> SELECTION:
- - - - -

Thursday, March 12, 2009

Slipping the Surly Bonds

Last year I bought a used, incomplete 52cm Surly Cross-Check. I got it because I had heard Surly owners speak so highly of it, and it seemed like a good deal. I had no particular gap to fill in my bike fleet, so I considered different ways to build it up. I've seen these built in almost any configuration. Looking at what it had, including a nice set of wheels, I chose to build it as a light touring bike, something I could ride all day under a wide range of conditions. This meant a wide gear range, fenders, rack, and touring tires. I thought I could recycle a lot of the parts I had accumulated and build this for well under the $1100 price of a new complete Cross Check. It's been a learning experience to say the least. 
Learned: Building a bike always costs more than you think it will. 
Learned: It's cheaper to buy the bike complete than to build it from parts. 
Learned: You can't get your investment back if you sell the complete bike. 
Learned: 52cm is too small a frame for me.

- - - - -

> RECORDS PROVIDED:
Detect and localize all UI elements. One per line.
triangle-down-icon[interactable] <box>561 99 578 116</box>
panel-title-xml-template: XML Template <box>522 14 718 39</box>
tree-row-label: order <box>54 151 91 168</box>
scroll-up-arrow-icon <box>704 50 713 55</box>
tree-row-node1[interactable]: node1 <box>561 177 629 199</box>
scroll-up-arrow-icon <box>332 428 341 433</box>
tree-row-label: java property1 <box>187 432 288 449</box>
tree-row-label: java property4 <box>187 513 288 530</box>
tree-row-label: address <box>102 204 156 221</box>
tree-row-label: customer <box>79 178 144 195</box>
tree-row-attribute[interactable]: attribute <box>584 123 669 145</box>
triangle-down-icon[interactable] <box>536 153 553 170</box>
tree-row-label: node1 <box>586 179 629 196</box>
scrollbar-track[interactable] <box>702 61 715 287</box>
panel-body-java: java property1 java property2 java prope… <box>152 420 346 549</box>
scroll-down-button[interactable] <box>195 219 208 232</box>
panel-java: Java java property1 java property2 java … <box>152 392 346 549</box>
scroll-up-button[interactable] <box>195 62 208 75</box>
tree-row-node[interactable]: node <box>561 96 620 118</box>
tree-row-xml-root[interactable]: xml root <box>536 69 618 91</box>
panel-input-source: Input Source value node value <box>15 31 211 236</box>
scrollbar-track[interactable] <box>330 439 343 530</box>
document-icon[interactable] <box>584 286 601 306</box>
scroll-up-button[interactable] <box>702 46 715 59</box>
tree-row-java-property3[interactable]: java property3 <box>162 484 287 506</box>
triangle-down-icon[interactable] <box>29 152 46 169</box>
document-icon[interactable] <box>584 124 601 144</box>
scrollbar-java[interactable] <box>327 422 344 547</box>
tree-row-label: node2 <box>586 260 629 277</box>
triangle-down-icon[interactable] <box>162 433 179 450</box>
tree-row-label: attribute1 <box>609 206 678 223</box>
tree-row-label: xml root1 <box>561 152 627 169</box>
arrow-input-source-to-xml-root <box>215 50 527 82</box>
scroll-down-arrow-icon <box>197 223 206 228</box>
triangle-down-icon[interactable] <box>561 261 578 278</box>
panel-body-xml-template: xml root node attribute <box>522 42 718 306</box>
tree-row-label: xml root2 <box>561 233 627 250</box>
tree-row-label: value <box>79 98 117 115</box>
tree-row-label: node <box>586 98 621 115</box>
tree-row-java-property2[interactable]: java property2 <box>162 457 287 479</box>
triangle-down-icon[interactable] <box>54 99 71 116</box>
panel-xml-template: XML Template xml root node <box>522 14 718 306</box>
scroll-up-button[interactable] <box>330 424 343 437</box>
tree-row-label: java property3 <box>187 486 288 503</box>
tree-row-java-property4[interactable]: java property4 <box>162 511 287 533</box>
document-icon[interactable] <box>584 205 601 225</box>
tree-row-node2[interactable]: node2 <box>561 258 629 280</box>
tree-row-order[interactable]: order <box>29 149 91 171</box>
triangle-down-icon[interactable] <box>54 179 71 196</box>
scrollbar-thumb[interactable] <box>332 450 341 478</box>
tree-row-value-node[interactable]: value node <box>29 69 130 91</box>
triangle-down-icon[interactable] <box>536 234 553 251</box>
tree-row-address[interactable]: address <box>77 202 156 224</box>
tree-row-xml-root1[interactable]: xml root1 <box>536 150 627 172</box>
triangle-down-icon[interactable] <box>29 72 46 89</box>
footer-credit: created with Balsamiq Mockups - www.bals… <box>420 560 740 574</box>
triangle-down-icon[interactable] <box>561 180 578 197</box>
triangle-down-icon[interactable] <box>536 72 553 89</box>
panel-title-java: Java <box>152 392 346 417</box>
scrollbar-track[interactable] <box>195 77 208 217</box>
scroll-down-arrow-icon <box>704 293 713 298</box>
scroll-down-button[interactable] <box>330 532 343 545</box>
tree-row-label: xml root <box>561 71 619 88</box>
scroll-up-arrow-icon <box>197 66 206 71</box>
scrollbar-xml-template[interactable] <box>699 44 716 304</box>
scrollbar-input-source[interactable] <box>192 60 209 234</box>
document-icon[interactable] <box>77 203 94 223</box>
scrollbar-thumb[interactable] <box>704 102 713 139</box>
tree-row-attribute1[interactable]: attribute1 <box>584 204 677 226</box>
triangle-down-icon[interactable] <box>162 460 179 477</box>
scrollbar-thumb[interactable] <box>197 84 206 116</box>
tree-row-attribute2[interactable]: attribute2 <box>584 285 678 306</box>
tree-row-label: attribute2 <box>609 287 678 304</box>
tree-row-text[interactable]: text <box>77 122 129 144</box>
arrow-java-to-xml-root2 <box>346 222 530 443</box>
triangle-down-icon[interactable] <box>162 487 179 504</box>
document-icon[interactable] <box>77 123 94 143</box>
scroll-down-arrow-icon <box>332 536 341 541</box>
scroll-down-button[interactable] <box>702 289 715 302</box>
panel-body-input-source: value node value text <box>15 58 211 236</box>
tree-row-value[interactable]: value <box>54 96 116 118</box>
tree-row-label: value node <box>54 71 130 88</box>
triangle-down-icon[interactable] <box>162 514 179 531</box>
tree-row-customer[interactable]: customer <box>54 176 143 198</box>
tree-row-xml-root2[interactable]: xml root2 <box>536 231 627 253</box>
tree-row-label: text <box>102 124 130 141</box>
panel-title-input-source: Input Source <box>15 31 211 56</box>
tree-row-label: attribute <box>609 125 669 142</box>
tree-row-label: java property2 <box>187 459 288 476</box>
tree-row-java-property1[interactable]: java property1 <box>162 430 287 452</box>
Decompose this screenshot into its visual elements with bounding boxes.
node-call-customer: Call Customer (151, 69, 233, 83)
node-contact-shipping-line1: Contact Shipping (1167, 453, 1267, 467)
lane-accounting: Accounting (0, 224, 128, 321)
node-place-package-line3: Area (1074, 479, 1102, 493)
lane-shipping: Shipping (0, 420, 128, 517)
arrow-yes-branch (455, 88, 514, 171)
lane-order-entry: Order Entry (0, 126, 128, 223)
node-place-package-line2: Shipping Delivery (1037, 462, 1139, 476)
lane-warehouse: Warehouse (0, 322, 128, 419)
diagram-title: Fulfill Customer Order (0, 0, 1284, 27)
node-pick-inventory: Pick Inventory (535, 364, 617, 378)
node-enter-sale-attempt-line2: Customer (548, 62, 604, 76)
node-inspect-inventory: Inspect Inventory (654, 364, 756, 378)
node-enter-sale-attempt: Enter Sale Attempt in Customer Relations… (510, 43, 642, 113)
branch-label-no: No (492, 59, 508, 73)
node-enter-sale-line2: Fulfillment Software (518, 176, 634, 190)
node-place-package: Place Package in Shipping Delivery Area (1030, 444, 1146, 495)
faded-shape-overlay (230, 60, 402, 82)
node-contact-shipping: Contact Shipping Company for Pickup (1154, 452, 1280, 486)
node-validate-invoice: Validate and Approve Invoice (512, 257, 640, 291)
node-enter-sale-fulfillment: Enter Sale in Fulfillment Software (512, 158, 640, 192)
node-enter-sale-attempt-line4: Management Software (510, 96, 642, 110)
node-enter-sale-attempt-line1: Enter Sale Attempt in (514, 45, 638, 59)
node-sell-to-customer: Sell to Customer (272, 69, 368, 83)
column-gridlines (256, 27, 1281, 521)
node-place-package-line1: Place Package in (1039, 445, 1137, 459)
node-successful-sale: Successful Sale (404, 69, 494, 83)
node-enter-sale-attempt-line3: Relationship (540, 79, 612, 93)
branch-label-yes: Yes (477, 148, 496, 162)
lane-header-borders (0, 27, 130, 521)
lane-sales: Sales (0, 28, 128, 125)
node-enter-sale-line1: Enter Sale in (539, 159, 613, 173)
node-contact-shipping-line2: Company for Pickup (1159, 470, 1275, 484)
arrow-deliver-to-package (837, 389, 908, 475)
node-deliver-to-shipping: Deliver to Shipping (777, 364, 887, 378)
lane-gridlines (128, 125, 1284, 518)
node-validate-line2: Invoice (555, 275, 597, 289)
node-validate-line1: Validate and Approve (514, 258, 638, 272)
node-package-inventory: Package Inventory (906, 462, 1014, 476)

- - - - -

Reproduce the passage of the Surly Cross-Check post starting at "Last year I" and ending at "it from parts.". This material isn't needed here.

Last year I bought a used, incomplete 52cm Surly Cross-Check. I got it because I had heard Surly owners speak so highly of it, and it seemed like a good deal. I had no particular gap to fill in my bike fleet, so I considered different ways to build it up. I've seen these built in almost any configuration. Looking at what it had, including a nice set of wheels, I chose to build it as a light touring bike, something I could ride all day under a wide range of conditions. This meant a wide gear range, fenders, rack, and touring tires. I thought I could recycle a lot of the parts I had accumulated and build this for well under the $1100 price of a new complete Cross Check. It's been a learning experience to say the least. 
Learned: Building a bike always costs more than you think it will. 
Learned: It's cheaper to buy the bike complete than to build it from parts.